(Dataset excerpt)
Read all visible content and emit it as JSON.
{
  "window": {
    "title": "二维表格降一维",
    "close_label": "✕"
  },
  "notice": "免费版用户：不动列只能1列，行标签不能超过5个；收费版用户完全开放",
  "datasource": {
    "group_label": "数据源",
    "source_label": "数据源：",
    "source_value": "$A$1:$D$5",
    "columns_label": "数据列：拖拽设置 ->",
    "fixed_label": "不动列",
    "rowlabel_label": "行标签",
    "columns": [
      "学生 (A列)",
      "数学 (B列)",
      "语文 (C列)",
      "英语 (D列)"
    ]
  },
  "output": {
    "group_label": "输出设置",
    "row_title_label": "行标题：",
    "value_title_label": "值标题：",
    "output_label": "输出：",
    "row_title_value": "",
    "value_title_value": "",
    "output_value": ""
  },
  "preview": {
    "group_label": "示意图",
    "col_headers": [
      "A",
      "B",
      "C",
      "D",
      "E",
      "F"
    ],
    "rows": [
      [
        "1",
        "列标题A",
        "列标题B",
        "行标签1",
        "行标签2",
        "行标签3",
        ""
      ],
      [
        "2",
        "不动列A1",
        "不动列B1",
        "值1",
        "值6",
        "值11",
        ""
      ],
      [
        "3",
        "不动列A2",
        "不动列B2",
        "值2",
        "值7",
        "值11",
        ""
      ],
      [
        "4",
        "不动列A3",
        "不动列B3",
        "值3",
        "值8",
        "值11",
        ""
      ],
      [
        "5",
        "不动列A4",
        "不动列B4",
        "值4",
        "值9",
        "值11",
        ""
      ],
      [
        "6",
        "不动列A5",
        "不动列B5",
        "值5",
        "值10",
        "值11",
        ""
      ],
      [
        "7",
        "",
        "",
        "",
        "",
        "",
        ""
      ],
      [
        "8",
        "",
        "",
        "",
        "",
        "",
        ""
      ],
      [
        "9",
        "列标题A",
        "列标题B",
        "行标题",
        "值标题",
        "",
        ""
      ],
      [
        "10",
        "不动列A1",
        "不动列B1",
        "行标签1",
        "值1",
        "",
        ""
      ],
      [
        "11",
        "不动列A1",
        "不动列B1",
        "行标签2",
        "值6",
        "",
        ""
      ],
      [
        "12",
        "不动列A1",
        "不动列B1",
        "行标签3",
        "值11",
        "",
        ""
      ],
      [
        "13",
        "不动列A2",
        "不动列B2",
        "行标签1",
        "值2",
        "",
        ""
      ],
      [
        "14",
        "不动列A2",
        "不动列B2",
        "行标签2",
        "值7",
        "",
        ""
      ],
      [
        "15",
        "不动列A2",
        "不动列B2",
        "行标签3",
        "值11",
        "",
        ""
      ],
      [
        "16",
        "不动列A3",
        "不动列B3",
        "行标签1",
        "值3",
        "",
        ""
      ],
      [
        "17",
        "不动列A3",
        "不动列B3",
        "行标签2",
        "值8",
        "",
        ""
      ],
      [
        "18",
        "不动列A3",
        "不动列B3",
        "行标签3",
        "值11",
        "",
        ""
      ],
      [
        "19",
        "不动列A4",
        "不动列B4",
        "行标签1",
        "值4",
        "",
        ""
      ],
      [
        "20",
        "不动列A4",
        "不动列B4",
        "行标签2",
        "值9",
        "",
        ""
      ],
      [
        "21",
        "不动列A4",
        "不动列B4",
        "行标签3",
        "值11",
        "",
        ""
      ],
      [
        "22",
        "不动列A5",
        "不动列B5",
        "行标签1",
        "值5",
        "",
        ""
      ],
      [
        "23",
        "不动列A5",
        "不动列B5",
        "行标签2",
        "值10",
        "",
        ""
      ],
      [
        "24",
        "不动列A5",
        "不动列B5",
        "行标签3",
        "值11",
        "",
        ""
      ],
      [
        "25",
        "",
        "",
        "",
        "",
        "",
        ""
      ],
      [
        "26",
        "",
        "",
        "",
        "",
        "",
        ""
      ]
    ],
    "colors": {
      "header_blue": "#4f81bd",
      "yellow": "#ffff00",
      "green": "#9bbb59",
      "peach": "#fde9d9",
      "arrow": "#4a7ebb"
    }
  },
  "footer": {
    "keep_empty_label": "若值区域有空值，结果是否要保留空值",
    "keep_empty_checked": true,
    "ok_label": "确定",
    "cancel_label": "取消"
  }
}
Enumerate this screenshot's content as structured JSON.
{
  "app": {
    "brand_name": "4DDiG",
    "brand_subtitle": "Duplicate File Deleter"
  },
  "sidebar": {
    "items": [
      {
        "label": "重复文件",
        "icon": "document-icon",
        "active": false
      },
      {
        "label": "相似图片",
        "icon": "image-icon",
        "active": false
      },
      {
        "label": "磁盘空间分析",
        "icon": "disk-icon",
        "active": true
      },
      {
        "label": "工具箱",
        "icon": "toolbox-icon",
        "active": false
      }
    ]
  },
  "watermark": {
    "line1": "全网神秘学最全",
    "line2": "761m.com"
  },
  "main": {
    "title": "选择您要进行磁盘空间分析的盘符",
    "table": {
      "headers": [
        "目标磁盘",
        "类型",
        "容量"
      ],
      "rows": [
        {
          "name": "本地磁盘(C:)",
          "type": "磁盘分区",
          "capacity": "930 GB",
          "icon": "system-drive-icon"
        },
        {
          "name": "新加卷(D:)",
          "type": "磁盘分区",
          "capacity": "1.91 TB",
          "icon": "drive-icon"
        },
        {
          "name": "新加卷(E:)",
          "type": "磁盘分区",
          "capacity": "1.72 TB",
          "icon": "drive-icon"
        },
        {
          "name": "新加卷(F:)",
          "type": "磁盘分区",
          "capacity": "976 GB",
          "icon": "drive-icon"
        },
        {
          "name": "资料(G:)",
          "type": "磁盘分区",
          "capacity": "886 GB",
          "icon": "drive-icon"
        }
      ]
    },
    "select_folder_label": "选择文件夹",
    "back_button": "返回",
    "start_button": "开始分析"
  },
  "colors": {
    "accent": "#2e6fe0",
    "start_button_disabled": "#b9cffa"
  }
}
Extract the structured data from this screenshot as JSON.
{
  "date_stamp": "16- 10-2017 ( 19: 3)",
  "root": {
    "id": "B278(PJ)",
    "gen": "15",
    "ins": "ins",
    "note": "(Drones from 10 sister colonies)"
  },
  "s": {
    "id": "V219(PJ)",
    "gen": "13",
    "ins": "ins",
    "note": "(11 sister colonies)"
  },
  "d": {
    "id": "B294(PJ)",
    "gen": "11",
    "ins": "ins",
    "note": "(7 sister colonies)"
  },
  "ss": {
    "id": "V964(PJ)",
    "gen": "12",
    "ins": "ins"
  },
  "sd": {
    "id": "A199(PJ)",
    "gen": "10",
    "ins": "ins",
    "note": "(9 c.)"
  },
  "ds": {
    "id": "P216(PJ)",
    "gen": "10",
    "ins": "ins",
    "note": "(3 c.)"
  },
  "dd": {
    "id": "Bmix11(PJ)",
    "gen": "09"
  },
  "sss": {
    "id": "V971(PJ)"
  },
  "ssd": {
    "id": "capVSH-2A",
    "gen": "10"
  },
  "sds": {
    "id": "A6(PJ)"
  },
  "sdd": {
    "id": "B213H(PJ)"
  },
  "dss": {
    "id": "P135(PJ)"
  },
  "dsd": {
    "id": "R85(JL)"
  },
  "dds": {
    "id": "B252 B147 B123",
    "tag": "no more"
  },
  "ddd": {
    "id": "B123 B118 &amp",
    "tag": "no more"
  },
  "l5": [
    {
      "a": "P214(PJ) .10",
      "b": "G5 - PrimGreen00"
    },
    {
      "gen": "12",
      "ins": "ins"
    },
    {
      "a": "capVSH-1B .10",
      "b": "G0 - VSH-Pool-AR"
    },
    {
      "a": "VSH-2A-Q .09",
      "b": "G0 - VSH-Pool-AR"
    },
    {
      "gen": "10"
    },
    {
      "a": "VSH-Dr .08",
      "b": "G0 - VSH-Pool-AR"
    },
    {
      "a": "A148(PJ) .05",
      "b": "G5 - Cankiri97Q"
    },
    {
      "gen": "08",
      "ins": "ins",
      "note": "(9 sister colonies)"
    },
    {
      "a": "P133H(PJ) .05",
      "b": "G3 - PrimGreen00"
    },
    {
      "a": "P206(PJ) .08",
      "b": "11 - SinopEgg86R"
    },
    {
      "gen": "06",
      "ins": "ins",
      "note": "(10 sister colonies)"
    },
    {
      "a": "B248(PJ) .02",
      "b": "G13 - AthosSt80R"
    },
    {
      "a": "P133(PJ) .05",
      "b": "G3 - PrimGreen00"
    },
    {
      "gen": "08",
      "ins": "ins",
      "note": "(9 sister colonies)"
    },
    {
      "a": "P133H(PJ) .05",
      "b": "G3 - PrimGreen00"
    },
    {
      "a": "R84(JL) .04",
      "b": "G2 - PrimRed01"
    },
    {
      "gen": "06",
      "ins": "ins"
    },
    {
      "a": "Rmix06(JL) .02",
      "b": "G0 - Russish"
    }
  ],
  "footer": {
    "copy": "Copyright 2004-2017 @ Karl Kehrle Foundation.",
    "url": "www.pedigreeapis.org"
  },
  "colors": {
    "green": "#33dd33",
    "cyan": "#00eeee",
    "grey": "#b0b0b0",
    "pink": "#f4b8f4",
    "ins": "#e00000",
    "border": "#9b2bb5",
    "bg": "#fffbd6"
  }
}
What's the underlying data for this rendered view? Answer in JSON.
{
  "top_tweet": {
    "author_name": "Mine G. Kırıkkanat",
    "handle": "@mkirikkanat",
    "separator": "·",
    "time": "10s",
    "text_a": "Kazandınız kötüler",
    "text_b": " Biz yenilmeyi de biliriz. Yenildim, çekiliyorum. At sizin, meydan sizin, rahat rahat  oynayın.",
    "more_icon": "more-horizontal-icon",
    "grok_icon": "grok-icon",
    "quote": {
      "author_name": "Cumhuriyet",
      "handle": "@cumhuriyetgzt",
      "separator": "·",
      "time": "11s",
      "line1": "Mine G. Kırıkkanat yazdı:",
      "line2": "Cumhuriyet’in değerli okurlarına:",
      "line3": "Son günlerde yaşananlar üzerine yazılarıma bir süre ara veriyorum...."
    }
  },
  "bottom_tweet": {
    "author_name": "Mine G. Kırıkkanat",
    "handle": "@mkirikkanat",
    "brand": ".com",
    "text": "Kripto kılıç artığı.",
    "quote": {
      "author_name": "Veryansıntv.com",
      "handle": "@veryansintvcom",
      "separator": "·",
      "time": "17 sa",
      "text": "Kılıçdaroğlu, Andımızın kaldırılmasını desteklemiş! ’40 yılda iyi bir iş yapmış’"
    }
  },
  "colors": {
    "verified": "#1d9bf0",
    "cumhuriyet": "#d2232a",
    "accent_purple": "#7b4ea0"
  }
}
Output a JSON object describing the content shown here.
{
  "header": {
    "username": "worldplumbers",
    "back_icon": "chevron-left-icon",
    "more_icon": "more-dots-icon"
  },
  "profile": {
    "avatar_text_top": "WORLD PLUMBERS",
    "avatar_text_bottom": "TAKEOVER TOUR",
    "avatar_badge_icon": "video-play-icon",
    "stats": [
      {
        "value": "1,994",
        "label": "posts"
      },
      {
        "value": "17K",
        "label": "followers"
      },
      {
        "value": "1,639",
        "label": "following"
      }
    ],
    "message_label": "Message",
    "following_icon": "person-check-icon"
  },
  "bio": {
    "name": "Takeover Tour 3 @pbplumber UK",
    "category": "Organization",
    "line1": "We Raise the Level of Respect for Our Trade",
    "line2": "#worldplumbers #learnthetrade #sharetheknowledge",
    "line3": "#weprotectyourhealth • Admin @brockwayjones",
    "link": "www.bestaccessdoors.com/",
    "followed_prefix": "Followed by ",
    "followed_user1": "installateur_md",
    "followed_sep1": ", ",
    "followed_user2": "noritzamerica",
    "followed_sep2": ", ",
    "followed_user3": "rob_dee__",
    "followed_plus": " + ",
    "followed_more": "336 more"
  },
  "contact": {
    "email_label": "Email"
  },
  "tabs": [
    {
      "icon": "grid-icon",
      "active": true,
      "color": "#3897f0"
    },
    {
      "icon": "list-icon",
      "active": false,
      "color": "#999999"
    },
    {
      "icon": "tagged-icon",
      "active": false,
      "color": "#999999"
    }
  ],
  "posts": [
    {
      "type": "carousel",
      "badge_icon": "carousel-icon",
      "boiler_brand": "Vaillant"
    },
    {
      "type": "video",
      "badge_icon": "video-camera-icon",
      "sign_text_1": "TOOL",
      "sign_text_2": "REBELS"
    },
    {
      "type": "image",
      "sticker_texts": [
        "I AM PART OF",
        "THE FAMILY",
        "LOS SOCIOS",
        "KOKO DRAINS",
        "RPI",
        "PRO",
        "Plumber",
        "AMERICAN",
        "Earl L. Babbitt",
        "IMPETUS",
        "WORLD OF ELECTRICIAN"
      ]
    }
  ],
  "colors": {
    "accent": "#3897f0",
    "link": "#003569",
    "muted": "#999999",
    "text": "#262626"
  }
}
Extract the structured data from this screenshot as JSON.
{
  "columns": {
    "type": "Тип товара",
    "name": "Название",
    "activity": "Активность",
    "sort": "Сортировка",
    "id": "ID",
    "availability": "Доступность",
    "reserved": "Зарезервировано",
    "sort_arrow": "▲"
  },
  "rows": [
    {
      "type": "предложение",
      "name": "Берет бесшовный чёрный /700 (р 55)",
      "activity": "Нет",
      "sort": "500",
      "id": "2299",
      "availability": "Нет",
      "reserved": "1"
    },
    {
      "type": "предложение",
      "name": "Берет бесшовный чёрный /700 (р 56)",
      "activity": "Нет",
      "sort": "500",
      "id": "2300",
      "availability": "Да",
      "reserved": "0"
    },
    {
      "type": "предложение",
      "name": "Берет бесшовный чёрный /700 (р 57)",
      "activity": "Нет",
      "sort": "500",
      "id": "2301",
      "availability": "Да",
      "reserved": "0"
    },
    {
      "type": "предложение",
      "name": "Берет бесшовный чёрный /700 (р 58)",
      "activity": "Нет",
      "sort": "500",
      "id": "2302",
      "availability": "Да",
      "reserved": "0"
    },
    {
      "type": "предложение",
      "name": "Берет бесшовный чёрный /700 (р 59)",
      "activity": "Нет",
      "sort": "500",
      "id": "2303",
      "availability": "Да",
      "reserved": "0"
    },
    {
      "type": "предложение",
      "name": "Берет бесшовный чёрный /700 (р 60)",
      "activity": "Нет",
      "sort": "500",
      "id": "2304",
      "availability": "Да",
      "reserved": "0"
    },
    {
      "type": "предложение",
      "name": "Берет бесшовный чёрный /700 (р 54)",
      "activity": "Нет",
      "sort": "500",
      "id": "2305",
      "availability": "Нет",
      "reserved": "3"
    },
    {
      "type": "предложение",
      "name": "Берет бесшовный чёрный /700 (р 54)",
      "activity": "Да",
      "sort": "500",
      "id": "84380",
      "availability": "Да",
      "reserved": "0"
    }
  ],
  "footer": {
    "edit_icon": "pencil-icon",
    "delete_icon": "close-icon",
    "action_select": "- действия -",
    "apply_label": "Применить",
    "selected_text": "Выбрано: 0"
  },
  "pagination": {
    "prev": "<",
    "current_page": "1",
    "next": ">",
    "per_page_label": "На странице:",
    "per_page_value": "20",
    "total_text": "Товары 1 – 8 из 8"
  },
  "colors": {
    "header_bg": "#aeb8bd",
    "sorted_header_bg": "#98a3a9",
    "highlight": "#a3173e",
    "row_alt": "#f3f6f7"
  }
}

◆ What the task asks:
Find each line holding the word "Берет" and copy it.

◆ Response below:
      "name": "Берет бесшовный чёрный /700 (р 55)",
      "name": "Берет бесшовный чёрный /700 (р 56)",
      "name": "Берет бесшовный чёрный /700 (р 57)",
      "name": "Берет бесшовный чёрный /700 (р 58)",
      "name": "Берет бесшовный чёрный /700 (р 59)",
      "name": "Берет бесшовный чёрный /700 (р 60)",
      "name": "Берет бесшовный чёрный /700 (р 54)",
      "name": "Берет бесшовный чёрный /700 (р 54)",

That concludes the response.